## begin LISTED ENTRIES

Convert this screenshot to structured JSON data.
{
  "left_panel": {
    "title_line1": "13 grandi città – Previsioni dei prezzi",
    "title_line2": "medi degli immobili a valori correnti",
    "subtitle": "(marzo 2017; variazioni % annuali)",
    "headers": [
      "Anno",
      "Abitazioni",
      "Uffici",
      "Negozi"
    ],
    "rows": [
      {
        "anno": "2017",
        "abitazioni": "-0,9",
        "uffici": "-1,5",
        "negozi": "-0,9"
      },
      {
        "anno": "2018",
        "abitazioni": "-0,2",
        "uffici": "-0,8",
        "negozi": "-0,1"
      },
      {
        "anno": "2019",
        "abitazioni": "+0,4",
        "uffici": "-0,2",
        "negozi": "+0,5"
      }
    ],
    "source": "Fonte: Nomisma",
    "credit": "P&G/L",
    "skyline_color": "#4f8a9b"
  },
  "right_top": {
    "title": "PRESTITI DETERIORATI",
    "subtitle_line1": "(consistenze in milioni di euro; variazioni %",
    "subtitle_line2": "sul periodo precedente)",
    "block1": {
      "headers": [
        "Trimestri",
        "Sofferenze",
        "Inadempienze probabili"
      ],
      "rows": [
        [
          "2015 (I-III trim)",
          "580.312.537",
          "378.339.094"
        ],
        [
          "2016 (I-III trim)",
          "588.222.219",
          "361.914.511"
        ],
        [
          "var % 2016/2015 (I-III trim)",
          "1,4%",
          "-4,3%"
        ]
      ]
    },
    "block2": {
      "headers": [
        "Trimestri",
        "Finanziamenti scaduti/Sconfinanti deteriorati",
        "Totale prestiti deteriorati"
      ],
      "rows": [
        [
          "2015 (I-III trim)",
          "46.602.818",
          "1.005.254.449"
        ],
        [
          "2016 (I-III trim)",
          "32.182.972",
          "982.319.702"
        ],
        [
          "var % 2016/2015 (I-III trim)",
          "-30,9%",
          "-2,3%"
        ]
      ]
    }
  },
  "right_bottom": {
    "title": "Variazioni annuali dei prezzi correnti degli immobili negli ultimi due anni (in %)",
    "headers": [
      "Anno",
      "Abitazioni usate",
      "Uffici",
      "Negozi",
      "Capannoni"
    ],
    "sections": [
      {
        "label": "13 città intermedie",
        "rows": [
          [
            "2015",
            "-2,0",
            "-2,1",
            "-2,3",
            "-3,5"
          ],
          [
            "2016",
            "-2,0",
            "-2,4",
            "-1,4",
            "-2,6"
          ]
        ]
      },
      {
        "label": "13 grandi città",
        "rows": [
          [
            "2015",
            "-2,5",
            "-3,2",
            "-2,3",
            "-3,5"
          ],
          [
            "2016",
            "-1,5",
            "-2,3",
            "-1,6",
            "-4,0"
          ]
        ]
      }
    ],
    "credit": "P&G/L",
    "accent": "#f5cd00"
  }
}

## end LISTED ENTRIES

Using the data above, repeat every line exactly.

* EXPECTED ANSWER *
Convert this screenshot to structured JSON data.
{
  "left_panel": {
    "title_line1": "13 grandi città – Previsioni dei prezzi",
    "title_line2": "medi degli immobili a valori correnti",
    "subtitle": "(marzo 2017; variazioni % annuali)",
    "headers": [
      "Anno",
      "Abitazioni",
      "Uffici",
      "Negozi"
    ],
    "rows": [
      {
        "anno": "2017",
        "abitazioni": "-0,9",
        "uffici": "-1,5",
        "negozi": "-0,9"
      },
      {
        "anno": "2018",
        "abitazioni": "-0,2",
        "uffici": "-0,8",
        "negozi": "-0,1"
      },
      {
        "anno": "2019",
        "abitazioni": "+0,4",
        "uffici": "-0,2",
        "negozi": "+0,5"
      }
    ],
    "source": "Fonte: Nomisma",
    "credit": "P&G/L",
    "skyline_color": "#4f8a9b"
  },
  "right_top": {
    "title": "PRESTITI DETERIORATI",
    "subtitle_line1": "(consistenze in milioni di euro; variazioni %",
    "subtitle_line2": "sul periodo precedente)",
    "block1": {
      "headers": [
        "Trimestri",
        "Sofferenze",
        "Inadempienze probabili"
      ],
      "rows": [
        [
          "2015 (I-III trim)",
          "580.312.537",
          "378.339.094"
        ],
        [
          "2016 (I-III trim)",
          "588.222.219",
          "361.914.511"
        ],
        [
          "var % 2016/2015 (I-III trim)",
          "1,4%",
          "-4,3%"
        ]
      ]
    },
    "block2": {
      "headers": [
        "Trimestri",
        "Finanziamenti scaduti/Sconfinanti deteriorati",
        "Totale prestiti deteriorati"
      ],
      "rows": [
        [
          "2015 (I-III trim)",
          "46.602.818",
          "1.005.254.449"
        ],
        [
          "2016 (I-III trim)",
          "32.182.972",
          "982.319.702"
        ],
        [
          "var % 2016/2015 (I-III trim)",
          "-30,9%",
          "-2,3%"
        ]
      ]
    }
  },
  "right_bottom": {
    "title": "Variazioni annuali dei prezzi correnti degli immobili negli ultimi due anni (in %)",
    "headers": [
      "Anno",
      "Abitazioni usate",
      "Uffici",
      "Negozi",
      "Capannoni"
    ],
    "sections": [
      {
        "label": "13 città intermedie",
        "rows": [
          [
            "2015",
            "-2,0",
            "-2,1",
            "-2,3",
            "-3,5"
          ],
          [
            "2016",
            "-2,0",
            "-2,4",
            "-1,4",
            "-2,6"
          ]
        ]
      },
      {
        "label": "13 grandi città",
        "rows": [
          [
            "2015",
            "-2,5",
            "-3,2",
            "-2,3",
            "-3,5"
          ],
          [
            "2016",
            "-1,5",
            "-2,3",
            "-1,6",
            "-4,0"
          ]
        ]
      }
    ],
    "credit": "P&G/L",
    "accent": "#f5cd00"
  }
}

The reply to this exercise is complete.